The problem> Collect every line of the records below that contains the word "title".

Extracted data>

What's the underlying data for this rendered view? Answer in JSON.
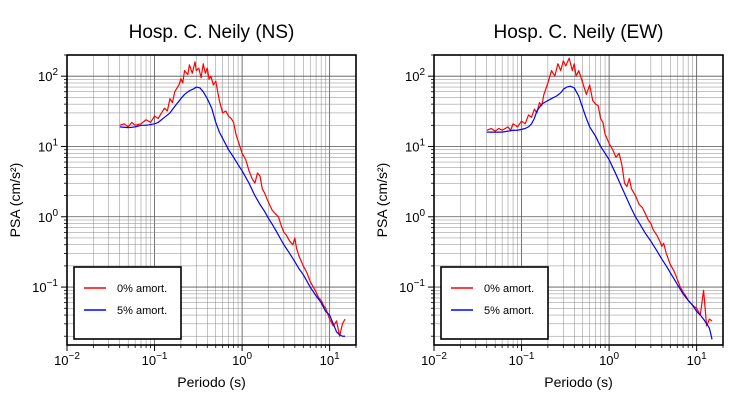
{
  "chart_data": [
    {
      "type": "line",
      "title": "Hosp. C. Neily (NS)",
      "xlabel": "Periodo (s)",
      "ylabel": "PSA (cm/s²)",
      "x_scale": "log",
      "y_scale": "log",
      "xlim": [
        0.01,
        20
      ],
      "ylim": [
        0.015,
        200
      ],
      "xticks": [
        {
          "base": "10",
          "exp": "−2"
        },
        {
          "base": "10",
          "exp": "−1"
        },
        {
          "base": "10",
          "exp": "0"
        },
        {
          "base": "10",
          "exp": "1"
        }
      ],
      "yticks": [
        {
          "base": "10",
          "exp": "−1"
        },
        {
          "base": "10",
          "exp": "0"
        },
        {
          "base": "10",
          "exp": "1"
        },
        {
          "base": "10",
          "exp": "2"
        }
      ],
      "grid": true,
      "legend_position": "bottom-left",
      "series": [
        {
          "name": "0% amort.",
          "color": "#ff0000",
          "points": [
            [
              0.04,
              20
            ],
            [
              0.045,
              21
            ],
            [
              0.05,
              19
            ],
            [
              0.055,
              22
            ],
            [
              0.06,
              20
            ],
            [
              0.07,
              21
            ],
            [
              0.08,
              24
            ],
            [
              0.09,
              22
            ],
            [
              0.1,
              27
            ],
            [
              0.11,
              25
            ],
            [
              0.12,
              30
            ],
            [
              0.13,
              35
            ],
            [
              0.14,
              32
            ],
            [
              0.15,
              48
            ],
            [
              0.16,
              42
            ],
            [
              0.17,
              60
            ],
            [
              0.19,
              75
            ],
            [
              0.2,
              92
            ],
            [
              0.21,
              80
            ],
            [
              0.22,
              120
            ],
            [
              0.24,
              105
            ],
            [
              0.25,
              145
            ],
            [
              0.27,
              110
            ],
            [
              0.29,
              160
            ],
            [
              0.3,
              120
            ],
            [
              0.32,
              130
            ],
            [
              0.34,
              95
            ],
            [
              0.36,
              150
            ],
            [
              0.38,
              110
            ],
            [
              0.4,
              130
            ],
            [
              0.42,
              90
            ],
            [
              0.44,
              100
            ],
            [
              0.47,
              75
            ],
            [
              0.5,
              85
            ],
            [
              0.55,
              45
            ],
            [
              0.6,
              30
            ],
            [
              0.65,
              32
            ],
            [
              0.7,
              27
            ],
            [
              0.75,
              25
            ],
            [
              0.8,
              22
            ],
            [
              0.85,
              15
            ],
            [
              0.9,
              12
            ],
            [
              1,
              8
            ],
            [
              1.1,
              6.5
            ],
            [
              1.2,
              4.5
            ],
            [
              1.3,
              3.5
            ],
            [
              1.4,
              3
            ],
            [
              1.5,
              4.2
            ],
            [
              1.6,
              3.8
            ],
            [
              1.7,
              2.5
            ],
            [
              1.8,
              2.2
            ],
            [
              2,
              1.6
            ],
            [
              2.2,
              1.25
            ],
            [
              2.4,
              1.1
            ],
            [
              2.6,
              1
            ],
            [
              2.8,
              0.75
            ],
            [
              3,
              0.6
            ],
            [
              3.2,
              0.55
            ],
            [
              3.5,
              0.45
            ],
            [
              3.8,
              0.4
            ],
            [
              4,
              0.5
            ],
            [
              4.2,
              0.35
            ],
            [
              4.5,
              0.27
            ],
            [
              5,
              0.2
            ],
            [
              5.5,
              0.16
            ],
            [
              6,
              0.12
            ],
            [
              6.5,
              0.1
            ],
            [
              7,
              0.085
            ],
            [
              7.5,
              0.07
            ],
            [
              8,
              0.065
            ],
            [
              8.5,
              0.055
            ],
            [
              9,
              0.05
            ],
            [
              10,
              0.035
            ],
            [
              11,
              0.028
            ],
            [
              12,
              0.033
            ],
            [
              13,
              0.02
            ],
            [
              14,
              0.03
            ],
            [
              15,
              0.035
            ]
          ]
        },
        {
          "name": "5% amort.",
          "color": "#0000ff",
          "points": [
            [
              0.04,
              19
            ],
            [
              0.05,
              18.5
            ],
            [
              0.06,
              19
            ],
            [
              0.07,
              20
            ],
            [
              0.08,
              20
            ],
            [
              0.09,
              20.5
            ],
            [
              0.1,
              21
            ],
            [
              0.11,
              22
            ],
            [
              0.12,
              24
            ],
            [
              0.13,
              26
            ],
            [
              0.15,
              30
            ],
            [
              0.17,
              37
            ],
            [
              0.2,
              48
            ],
            [
              0.22,
              55
            ],
            [
              0.25,
              62
            ],
            [
              0.28,
              66
            ],
            [
              0.3,
              70
            ],
            [
              0.33,
              68
            ],
            [
              0.36,
              60
            ],
            [
              0.4,
              48
            ],
            [
              0.45,
              35
            ],
            [
              0.5,
              22
            ],
            [
              0.55,
              16
            ],
            [
              0.6,
              13
            ],
            [
              0.7,
              9
            ],
            [
              0.8,
              7
            ],
            [
              0.9,
              5.5
            ],
            [
              1,
              4.5
            ],
            [
              1.2,
              3
            ],
            [
              1.4,
              2
            ],
            [
              1.6,
              1.5
            ],
            [
              1.8,
              1.2
            ],
            [
              2,
              0.95
            ],
            [
              2.3,
              0.72
            ],
            [
              2.6,
              0.55
            ],
            [
              3,
              0.4
            ],
            [
              3.5,
              0.3
            ],
            [
              4,
              0.23
            ],
            [
              4.5,
              0.18
            ],
            [
              5,
              0.15
            ],
            [
              6,
              0.1
            ],
            [
              7,
              0.075
            ],
            [
              8,
              0.06
            ],
            [
              9,
              0.045
            ],
            [
              10,
              0.04
            ],
            [
              11,
              0.03
            ],
            [
              12,
              0.023
            ],
            [
              13,
              0.021
            ],
            [
              14,
              0.02
            ],
            [
              15,
              0.02
            ]
          ]
        }
      ]
    },
    {
      "type": "line",
      "title": "Hosp. C. Neily (EW)",
      "xlabel": "Periodo (s)",
      "ylabel": "PSA (cm/s²)",
      "x_scale": "log",
      "y_scale": "log",
      "xlim": [
        0.01,
        20
      ],
      "ylim": [
        0.015,
        200
      ],
      "xticks": [
        {
          "base": "10",
          "exp": "−2"
        },
        {
          "base": "10",
          "exp": "−1"
        },
        {
          "base": "10",
          "exp": "0"
        },
        {
          "base": "10",
          "exp": "1"
        }
      ],
      "yticks": [
        {
          "base": "10",
          "exp": "−1"
        },
        {
          "base": "10",
          "exp": "0"
        },
        {
          "base": "10",
          "exp": "1"
        },
        {
          "base": "10",
          "exp": "2"
        }
      ],
      "grid": true,
      "legend_position": "bottom-left",
      "series": [
        {
          "name": "0% amort.",
          "color": "#ff0000",
          "points": [
            [
              0.04,
              17
            ],
            [
              0.045,
              18
            ],
            [
              0.05,
              16.5
            ],
            [
              0.055,
              18
            ],
            [
              0.06,
              17
            ],
            [
              0.07,
              19
            ],
            [
              0.075,
              17
            ],
            [
              0.08,
              21
            ],
            [
              0.09,
              19
            ],
            [
              0.1,
              23
            ],
            [
              0.11,
              21
            ],
            [
              0.12,
              28
            ],
            [
              0.13,
              26
            ],
            [
              0.14,
              34
            ],
            [
              0.15,
              30
            ],
            [
              0.16,
              42
            ],
            [
              0.17,
              38
            ],
            [
              0.18,
              55
            ],
            [
              0.2,
              80
            ],
            [
              0.22,
              120
            ],
            [
              0.24,
              100
            ],
            [
              0.26,
              150
            ],
            [
              0.28,
              120
            ],
            [
              0.3,
              165
            ],
            [
              0.32,
              140
            ],
            [
              0.35,
              180
            ],
            [
              0.38,
              120
            ],
            [
              0.4,
              150
            ],
            [
              0.42,
              100
            ],
            [
              0.45,
              120
            ],
            [
              0.5,
              80
            ],
            [
              0.55,
              55
            ],
            [
              0.6,
              75
            ],
            [
              0.65,
              45
            ],
            [
              0.7,
              40
            ],
            [
              0.75,
              38
            ],
            [
              0.8,
              25
            ],
            [
              0.85,
              22
            ],
            [
              0.9,
              15
            ],
            [
              1,
              11
            ],
            [
              1.1,
              9
            ],
            [
              1.2,
              7
            ],
            [
              1.3,
              8
            ],
            [
              1.4,
              5.5
            ],
            [
              1.5,
              3
            ],
            [
              1.6,
              2.7
            ],
            [
              1.7,
              3.5
            ],
            [
              1.8,
              2.5
            ],
            [
              2,
              2
            ],
            [
              2.2,
              1.5
            ],
            [
              2.4,
              1.35
            ],
            [
              2.6,
              1.1
            ],
            [
              2.8,
              0.9
            ],
            [
              3,
              0.8
            ],
            [
              3.2,
              0.65
            ],
            [
              3.5,
              0.55
            ],
            [
              3.8,
              0.45
            ],
            [
              4,
              0.38
            ],
            [
              4.2,
              0.42
            ],
            [
              4.5,
              0.3
            ],
            [
              5,
              0.21
            ],
            [
              5.5,
              0.17
            ],
            [
              6,
              0.13
            ],
            [
              6.5,
              0.1
            ],
            [
              7,
              0.085
            ],
            [
              7.5,
              0.075
            ],
            [
              8,
              0.065
            ],
            [
              9,
              0.055
            ],
            [
              10,
              0.05
            ],
            [
              11,
              0.04
            ],
            [
              12,
              0.09
            ],
            [
              13,
              0.028
            ],
            [
              14,
              0.035
            ],
            [
              15,
              0.033
            ]
          ]
        },
        {
          "name": "5% amort.",
          "color": "#0000ff",
          "points": [
            [
              0.04,
              16
            ],
            [
              0.05,
              16
            ],
            [
              0.06,
              16
            ],
            [
              0.07,
              16.5
            ],
            [
              0.08,
              17
            ],
            [
              0.09,
              17
            ],
            [
              0.1,
              17.5
            ],
            [
              0.11,
              18
            ],
            [
              0.12,
              19
            ],
            [
              0.13,
              21
            ],
            [
              0.14,
              25
            ],
            [
              0.15,
              32
            ],
            [
              0.17,
              40
            ],
            [
              0.2,
              45
            ],
            [
              0.22,
              48
            ],
            [
              0.25,
              52
            ],
            [
              0.28,
              58
            ],
            [
              0.3,
              65
            ],
            [
              0.33,
              70
            ],
            [
              0.36,
              72
            ],
            [
              0.4,
              68
            ],
            [
              0.45,
              52
            ],
            [
              0.5,
              35
            ],
            [
              0.55,
              25
            ],
            [
              0.6,
              19
            ],
            [
              0.7,
              14
            ],
            [
              0.8,
              10
            ],
            [
              0.9,
              8
            ],
            [
              1,
              6.5
            ],
            [
              1.2,
              4
            ],
            [
              1.4,
              2.6
            ],
            [
              1.6,
              1.8
            ],
            [
              1.8,
              1.3
            ],
            [
              2,
              1
            ],
            [
              2.3,
              0.75
            ],
            [
              2.6,
              0.58
            ],
            [
              3,
              0.45
            ],
            [
              3.5,
              0.33
            ],
            [
              4,
              0.25
            ],
            [
              4.5,
              0.2
            ],
            [
              5,
              0.16
            ],
            [
              6,
              0.11
            ],
            [
              7,
              0.08
            ],
            [
              8,
              0.065
            ],
            [
              9,
              0.055
            ],
            [
              10,
              0.045
            ],
            [
              11,
              0.04
            ],
            [
              12,
              0.035
            ],
            [
              13,
              0.03
            ],
            [
              14,
              0.026
            ],
            [
              15,
              0.018
            ]
          ]
        }
      ]
    }
  ]
}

Problem solution>
      "title": "Hosp. C. Neily (NS)",
      "title": "Hosp. C. Neily (EW)",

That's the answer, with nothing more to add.